EXCERPTED DATA →
[Begin]

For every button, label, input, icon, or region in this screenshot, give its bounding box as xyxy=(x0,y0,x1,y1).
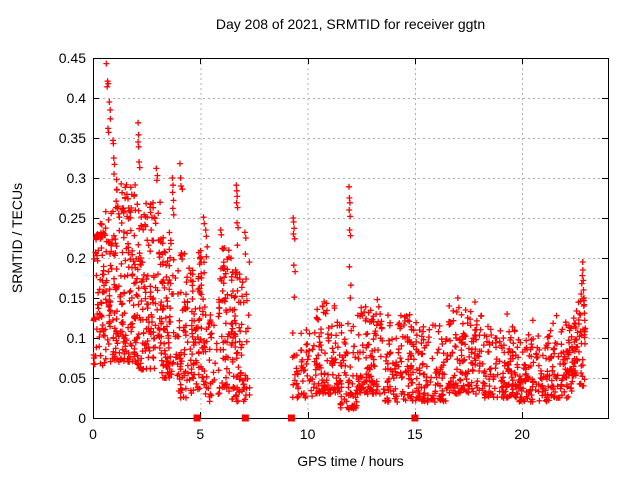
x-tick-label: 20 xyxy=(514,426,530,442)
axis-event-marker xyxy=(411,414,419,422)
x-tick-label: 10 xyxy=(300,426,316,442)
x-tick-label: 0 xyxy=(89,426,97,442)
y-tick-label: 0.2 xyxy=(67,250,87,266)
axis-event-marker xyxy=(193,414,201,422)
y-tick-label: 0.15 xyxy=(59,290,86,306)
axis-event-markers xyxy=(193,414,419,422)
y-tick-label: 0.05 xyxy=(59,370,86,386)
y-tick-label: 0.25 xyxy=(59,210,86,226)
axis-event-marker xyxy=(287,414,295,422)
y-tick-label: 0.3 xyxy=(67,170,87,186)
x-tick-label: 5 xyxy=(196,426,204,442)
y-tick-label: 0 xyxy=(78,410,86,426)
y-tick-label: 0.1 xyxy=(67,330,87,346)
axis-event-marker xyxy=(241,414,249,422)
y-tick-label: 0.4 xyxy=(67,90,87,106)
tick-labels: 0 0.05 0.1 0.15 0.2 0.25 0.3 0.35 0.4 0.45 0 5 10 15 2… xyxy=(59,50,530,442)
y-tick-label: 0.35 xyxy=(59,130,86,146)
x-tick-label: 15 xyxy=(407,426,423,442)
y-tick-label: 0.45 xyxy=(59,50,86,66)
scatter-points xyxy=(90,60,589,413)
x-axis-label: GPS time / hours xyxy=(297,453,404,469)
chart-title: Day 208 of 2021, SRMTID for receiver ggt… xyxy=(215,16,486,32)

[End]

EXERCISE REQUIREMENTS → Rewrite all the lines above, swapping every "x-tick-label" for "horizontal-tick-label" and changing nothing else. Leave the pictures out.

EXERCISE RESULT →
For every button, label, input, icon, or region in this screenshot, give its bounding box as xyxy=(x0,y0,x1,y1).
horizontal-tick-label: 20 xyxy=(514,426,530,442)
axis-event-marker xyxy=(411,414,419,422)
horizontal-tick-label: 10 xyxy=(300,426,316,442)
horizontal-tick-label: 0 xyxy=(89,426,97,442)
y-tick-label: 0.2 xyxy=(67,250,87,266)
axis-event-marker xyxy=(193,414,201,422)
y-tick-label: 0.15 xyxy=(59,290,86,306)
axis-event-markers xyxy=(193,414,419,422)
y-tick-label: 0.05 xyxy=(59,370,86,386)
y-tick-label: 0.25 xyxy=(59,210,86,226)
axis-event-marker xyxy=(287,414,295,422)
y-tick-label: 0.3 xyxy=(67,170,87,186)
horizontal-tick-label: 5 xyxy=(196,426,204,442)
y-tick-label: 0 xyxy=(78,410,86,426)
y-tick-label: 0.1 xyxy=(67,330,87,346)
axis-event-marker xyxy=(241,414,249,422)
y-tick-label: 0.4 xyxy=(67,90,87,106)
tick-labels: 0 0.05 0.1 0.15 0.2 0.25 0.3 0.35 0.4 0.45 0 5 10 15 2… xyxy=(59,50,530,442)
y-tick-label: 0.35 xyxy=(59,130,86,146)
horizontal-tick-label: 15 xyxy=(407,426,423,442)
y-tick-label: 0.45 xyxy=(59,50,86,66)
scatter-points xyxy=(90,60,589,413)
x-axis-label: GPS time / hours xyxy=(297,453,404,469)
chart-title: Day 208 of 2021, SRMTID for receiver ggt… xyxy=(215,16,486,32)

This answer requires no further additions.